INPUT DATA —
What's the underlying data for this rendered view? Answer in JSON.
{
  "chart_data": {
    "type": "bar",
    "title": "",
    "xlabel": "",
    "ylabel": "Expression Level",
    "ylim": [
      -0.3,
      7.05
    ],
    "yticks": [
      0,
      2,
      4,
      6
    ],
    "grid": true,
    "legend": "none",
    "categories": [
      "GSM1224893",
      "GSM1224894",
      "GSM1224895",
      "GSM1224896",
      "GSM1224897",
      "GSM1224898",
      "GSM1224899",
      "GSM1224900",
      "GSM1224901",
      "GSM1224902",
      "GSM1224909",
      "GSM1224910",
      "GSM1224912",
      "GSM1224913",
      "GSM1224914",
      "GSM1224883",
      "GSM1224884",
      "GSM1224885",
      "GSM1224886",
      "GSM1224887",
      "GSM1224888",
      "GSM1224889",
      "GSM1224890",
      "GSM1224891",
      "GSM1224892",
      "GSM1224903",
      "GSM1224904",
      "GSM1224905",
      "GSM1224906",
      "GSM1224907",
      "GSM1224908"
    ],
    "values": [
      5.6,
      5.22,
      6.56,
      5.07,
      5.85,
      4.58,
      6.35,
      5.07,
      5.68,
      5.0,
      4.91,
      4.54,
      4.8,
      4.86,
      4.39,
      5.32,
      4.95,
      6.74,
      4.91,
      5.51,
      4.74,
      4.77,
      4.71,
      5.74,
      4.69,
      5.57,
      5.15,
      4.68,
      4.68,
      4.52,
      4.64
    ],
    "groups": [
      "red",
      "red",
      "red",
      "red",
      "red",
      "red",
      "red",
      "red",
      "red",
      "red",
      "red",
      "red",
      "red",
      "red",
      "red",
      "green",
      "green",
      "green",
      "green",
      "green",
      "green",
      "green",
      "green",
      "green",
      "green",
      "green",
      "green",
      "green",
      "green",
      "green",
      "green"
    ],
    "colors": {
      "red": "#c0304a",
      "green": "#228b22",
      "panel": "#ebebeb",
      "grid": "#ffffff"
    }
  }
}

EXERCISE — Copy all the records above exactly, missing none.

COMPLETE ANSWER —
What's the underlying data for this rendered view? Answer in JSON.
{
  "chart_data": {
    "type": "bar",
    "title": "",
    "xlabel": "",
    "ylabel": "Expression Level",
    "ylim": [
      -0.3,
      7.05
    ],
    "yticks": [
      0,
      2,
      4,
      6
    ],
    "grid": true,
    "legend": "none",
    "categories": [
      "GSM1224893",
      "GSM1224894",
      "GSM1224895",
      "GSM1224896",
      "GSM1224897",
      "GSM1224898",
      "GSM1224899",
      "GSM1224900",
      "GSM1224901",
      "GSM1224902",
      "GSM1224909",
      "GSM1224910",
      "GSM1224912",
      "GSM1224913",
      "GSM1224914",
      "GSM1224883",
      "GSM1224884",
      "GSM1224885",
      "GSM1224886",
      "GSM1224887",
      "GSM1224888",
      "GSM1224889",
      "GSM1224890",
      "GSM1224891",
      "GSM1224892",
      "GSM1224903",
      "GSM1224904",
      "GSM1224905",
      "GSM1224906",
      "GSM1224907",
      "GSM1224908"
    ],
    "values": [
      5.6,
      5.22,
      6.56,
      5.07,
      5.85,
      4.58,
      6.35,
      5.07,
      5.68,
      5.0,
      4.91,
      4.54,
      4.8,
      4.86,
      4.39,
      5.32,
      4.95,
      6.74,
      4.91,
      5.51,
      4.74,
      4.77,
      4.71,
      5.74,
      4.69,
      5.57,
      5.15,
      4.68,
      4.68,
      4.52,
      4.64
    ],
    "groups": [
      "red",
      "red",
      "red",
      "red",
      "red",
      "red",
      "red",
      "red",
      "red",
      "red",
      "red",
      "red",
      "red",
      "red",
      "red",
      "green",
      "green",
      "green",
      "green",
      "green",
      "green",
      "green",
      "green",
      "green",
      "green",
      "green",
      "green",
      "green",
      "green",
      "green",
      "green"
    ],
    "colors": {
      "red": "#c0304a",
      "green": "#228b22",
      "panel": "#ebebeb",
      "grid": "#ffffff"
    }
  }
}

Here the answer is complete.